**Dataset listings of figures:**

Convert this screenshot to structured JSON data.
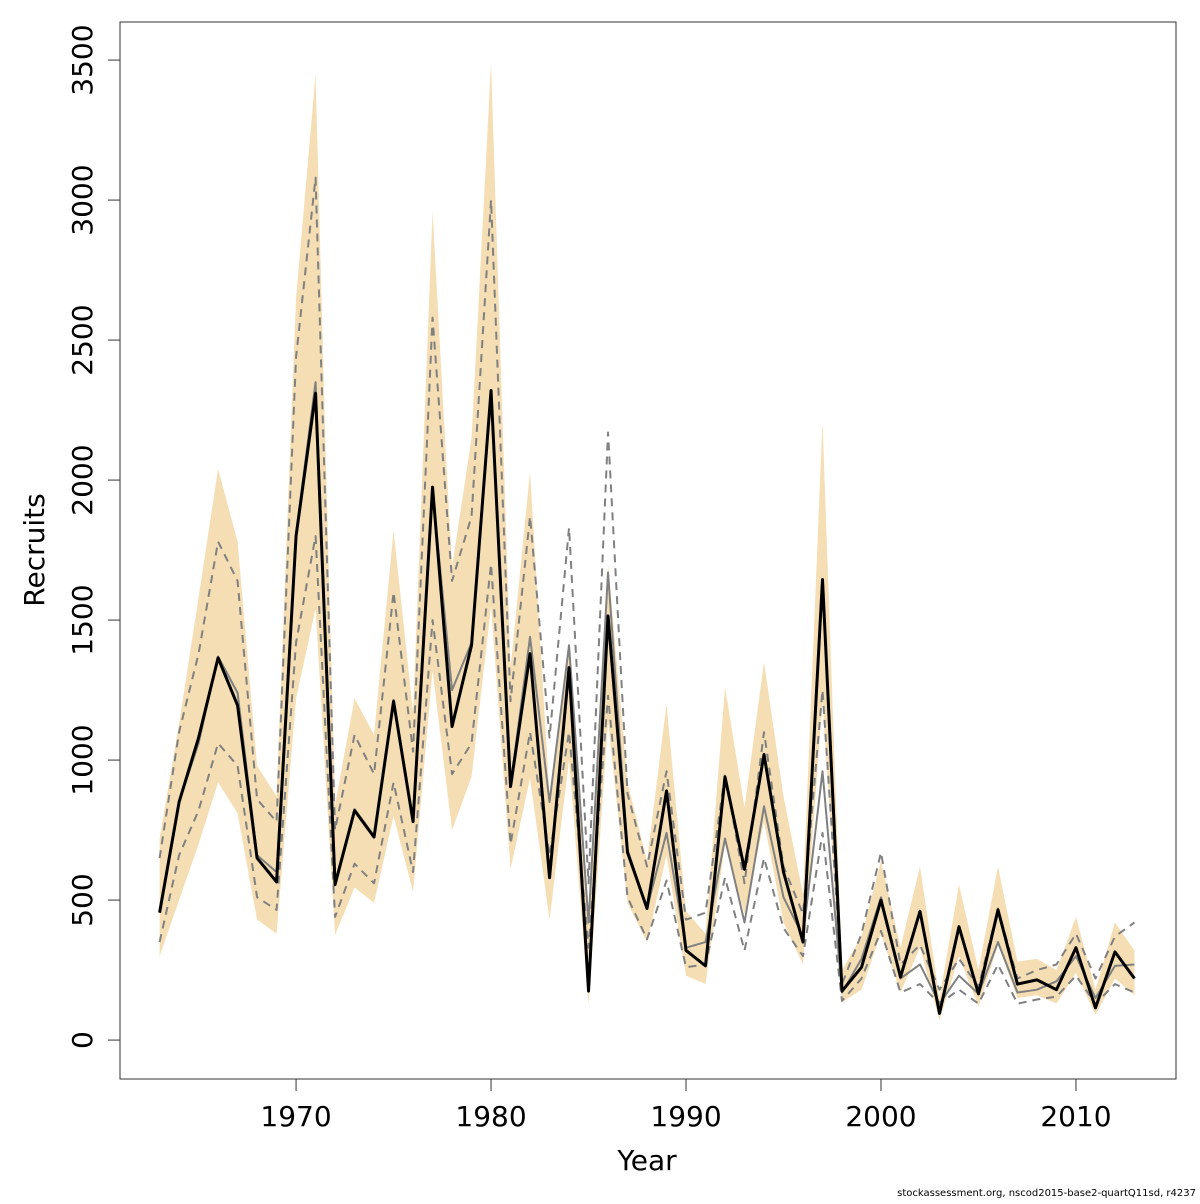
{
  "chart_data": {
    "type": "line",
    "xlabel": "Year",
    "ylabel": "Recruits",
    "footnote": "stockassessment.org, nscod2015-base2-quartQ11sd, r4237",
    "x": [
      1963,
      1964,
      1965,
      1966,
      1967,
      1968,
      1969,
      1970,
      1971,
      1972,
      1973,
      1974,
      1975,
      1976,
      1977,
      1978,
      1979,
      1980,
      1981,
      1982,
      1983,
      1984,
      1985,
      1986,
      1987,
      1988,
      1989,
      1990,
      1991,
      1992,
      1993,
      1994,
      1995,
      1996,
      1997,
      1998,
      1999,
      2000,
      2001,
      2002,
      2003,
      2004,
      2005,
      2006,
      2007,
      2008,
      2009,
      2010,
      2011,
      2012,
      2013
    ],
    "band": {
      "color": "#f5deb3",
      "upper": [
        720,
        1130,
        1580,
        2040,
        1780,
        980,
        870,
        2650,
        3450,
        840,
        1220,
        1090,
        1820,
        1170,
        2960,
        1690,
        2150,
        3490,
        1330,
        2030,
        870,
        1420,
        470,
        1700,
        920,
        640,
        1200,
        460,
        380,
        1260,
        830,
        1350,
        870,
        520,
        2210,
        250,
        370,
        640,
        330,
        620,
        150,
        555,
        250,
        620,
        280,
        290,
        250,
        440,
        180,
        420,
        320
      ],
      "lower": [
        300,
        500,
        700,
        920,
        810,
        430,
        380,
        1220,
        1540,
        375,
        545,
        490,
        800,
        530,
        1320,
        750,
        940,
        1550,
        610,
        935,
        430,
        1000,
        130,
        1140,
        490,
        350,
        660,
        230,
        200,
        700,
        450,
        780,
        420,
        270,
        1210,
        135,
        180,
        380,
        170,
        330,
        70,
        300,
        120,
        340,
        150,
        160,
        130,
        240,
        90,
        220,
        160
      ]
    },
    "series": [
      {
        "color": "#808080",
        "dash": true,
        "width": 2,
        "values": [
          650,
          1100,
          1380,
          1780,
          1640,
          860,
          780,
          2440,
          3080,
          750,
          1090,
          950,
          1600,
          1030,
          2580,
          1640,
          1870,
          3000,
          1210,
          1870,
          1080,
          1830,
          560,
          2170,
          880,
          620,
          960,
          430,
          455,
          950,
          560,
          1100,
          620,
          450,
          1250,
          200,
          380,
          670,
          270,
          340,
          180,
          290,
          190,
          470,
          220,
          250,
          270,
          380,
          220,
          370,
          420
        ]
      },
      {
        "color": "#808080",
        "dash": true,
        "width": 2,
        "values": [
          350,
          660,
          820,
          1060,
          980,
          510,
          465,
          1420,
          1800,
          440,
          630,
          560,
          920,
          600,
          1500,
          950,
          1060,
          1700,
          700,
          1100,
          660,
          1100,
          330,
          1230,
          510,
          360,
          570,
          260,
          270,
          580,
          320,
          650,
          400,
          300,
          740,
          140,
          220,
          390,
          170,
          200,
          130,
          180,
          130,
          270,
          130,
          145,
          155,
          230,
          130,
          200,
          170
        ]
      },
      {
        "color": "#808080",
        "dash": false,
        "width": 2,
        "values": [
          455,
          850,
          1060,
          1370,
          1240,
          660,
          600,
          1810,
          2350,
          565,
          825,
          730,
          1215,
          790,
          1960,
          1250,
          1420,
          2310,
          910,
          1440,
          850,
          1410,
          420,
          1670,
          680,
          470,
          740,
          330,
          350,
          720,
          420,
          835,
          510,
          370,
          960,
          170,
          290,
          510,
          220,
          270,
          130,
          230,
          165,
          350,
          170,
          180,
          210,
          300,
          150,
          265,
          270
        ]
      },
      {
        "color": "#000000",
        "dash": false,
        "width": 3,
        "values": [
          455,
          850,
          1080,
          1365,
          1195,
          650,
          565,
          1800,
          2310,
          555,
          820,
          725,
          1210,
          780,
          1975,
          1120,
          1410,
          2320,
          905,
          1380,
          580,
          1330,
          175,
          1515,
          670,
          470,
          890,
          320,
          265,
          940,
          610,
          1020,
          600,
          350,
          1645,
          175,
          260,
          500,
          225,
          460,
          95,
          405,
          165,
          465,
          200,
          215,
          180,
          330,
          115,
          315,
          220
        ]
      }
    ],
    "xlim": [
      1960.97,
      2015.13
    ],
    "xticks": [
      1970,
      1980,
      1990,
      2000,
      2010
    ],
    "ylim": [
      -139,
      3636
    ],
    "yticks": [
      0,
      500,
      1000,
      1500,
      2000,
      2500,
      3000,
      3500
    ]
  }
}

**What the task requires:**
Above are records with pictures; repeat the records exactly and leave the pictures out.

**The completed task:**
Convert this screenshot to structured JSON data.
{
  "chart_data": {
    "type": "line",
    "xlabel": "Year",
    "ylabel": "Recruits",
    "footnote": "stockassessment.org, nscod2015-base2-quartQ11sd, r4237",
    "x": [
      1963,
      1964,
      1965,
      1966,
      1967,
      1968,
      1969,
      1970,
      1971,
      1972,
      1973,
      1974,
      1975,
      1976,
      1977,
      1978,
      1979,
      1980,
      1981,
      1982,
      1983,
      1984,
      1985,
      1986,
      1987,
      1988,
      1989,
      1990,
      1991,
      1992,
      1993,
      1994,
      1995,
      1996,
      1997,
      1998,
      1999,
      2000,
      2001,
      2002,
      2003,
      2004,
      2005,
      2006,
      2007,
      2008,
      2009,
      2010,
      2011,
      2012,
      2013
    ],
    "band": {
      "color": "#f5deb3",
      "upper": [
        720,
        1130,
        1580,
        2040,
        1780,
        980,
        870,
        2650,
        3450,
        840,
        1220,
        1090,
        1820,
        1170,
        2960,
        1690,
        2150,
        3490,
        1330,
        2030,
        870,
        1420,
        470,
        1700,
        920,
        640,
        1200,
        460,
        380,
        1260,
        830,
        1350,
        870,
        520,
        2210,
        250,
        370,
        640,
        330,
        620,
        150,
        555,
        250,
        620,
        280,
        290,
        250,
        440,
        180,
        420,
        320
      ],
      "lower": [
        300,
        500,
        700,
        920,
        810,
        430,
        380,
        1220,
        1540,
        375,
        545,
        490,
        800,
        530,
        1320,
        750,
        940,
        1550,
        610,
        935,
        430,
        1000,
        130,
        1140,
        490,
        350,
        660,
        230,
        200,
        700,
        450,
        780,
        420,
        270,
        1210,
        135,
        180,
        380,
        170,
        330,
        70,
        300,
        120,
        340,
        150,
        160,
        130,
        240,
        90,
        220,
        160
      ]
    },
    "series": [
      {
        "color": "#808080",
        "dash": true,
        "width": 2,
        "values": [
          650,
          1100,
          1380,
          1780,
          1640,
          860,
          780,
          2440,
          3080,
          750,
          1090,
          950,
          1600,
          1030,
          2580,
          1640,
          1870,
          3000,
          1210,
          1870,
          1080,
          1830,
          560,
          2170,
          880,
          620,
          960,
          430,
          455,
          950,
          560,
          1100,
          620,
          450,
          1250,
          200,
          380,
          670,
          270,
          340,
          180,
          290,
          190,
          470,
          220,
          250,
          270,
          380,
          220,
          370,
          420
        ]
      },
      {
        "color": "#808080",
        "dash": true,
        "width": 2,
        "values": [
          350,
          660,
          820,
          1060,
          980,
          510,
          465,
          1420,
          1800,
          440,
          630,
          560,
          920,
          600,
          1500,
          950,
          1060,
          1700,
          700,
          1100,
          660,
          1100,
          330,
          1230,
          510,
          360,
          570,
          260,
          270,
          580,
          320,
          650,
          400,
          300,
          740,
          140,
          220,
          390,
          170,
          200,
          130,
          180,
          130,
          270,
          130,
          145,
          155,
          230,
          130,
          200,
          170
        ]
      },
      {
        "color": "#808080",
        "dash": false,
        "width": 2,
        "values": [
          455,
          850,
          1060,
          1370,
          1240,
          660,
          600,
          1810,
          2350,
          565,
          825,
          730,
          1215,
          790,
          1960,
          1250,
          1420,
          2310,
          910,
          1440,
          850,
          1410,
          420,
          1670,
          680,
          470,
          740,
          330,
          350,
          720,
          420,
          835,
          510,
          370,
          960,
          170,
          290,
          510,
          220,
          270,
          130,
          230,
          165,
          350,
          170,
          180,
          210,
          300,
          150,
          265,
          270
        ]
      },
      {
        "color": "#000000",
        "dash": false,
        "width": 3,
        "values": [
          455,
          850,
          1080,
          1365,
          1195,
          650,
          565,
          1800,
          2310,
          555,
          820,
          725,
          1210,
          780,
          1975,
          1120,
          1410,
          2320,
          905,
          1380,
          580,
          1330,
          175,
          1515,
          670,
          470,
          890,
          320,
          265,
          940,
          610,
          1020,
          600,
          350,
          1645,
          175,
          260,
          500,
          225,
          460,
          95,
          405,
          165,
          465,
          200,
          215,
          180,
          330,
          115,
          315,
          220
        ]
      }
    ],
    "xlim": [
      1960.97,
      2015.13
    ],
    "xticks": [
      1970,
      1980,
      1990,
      2000,
      2010
    ],
    "ylim": [
      -139,
      3636
    ],
    "yticks": [
      0,
      500,
      1000,
      1500,
      2000,
      2500,
      3000,
      3500
    ]
  }
}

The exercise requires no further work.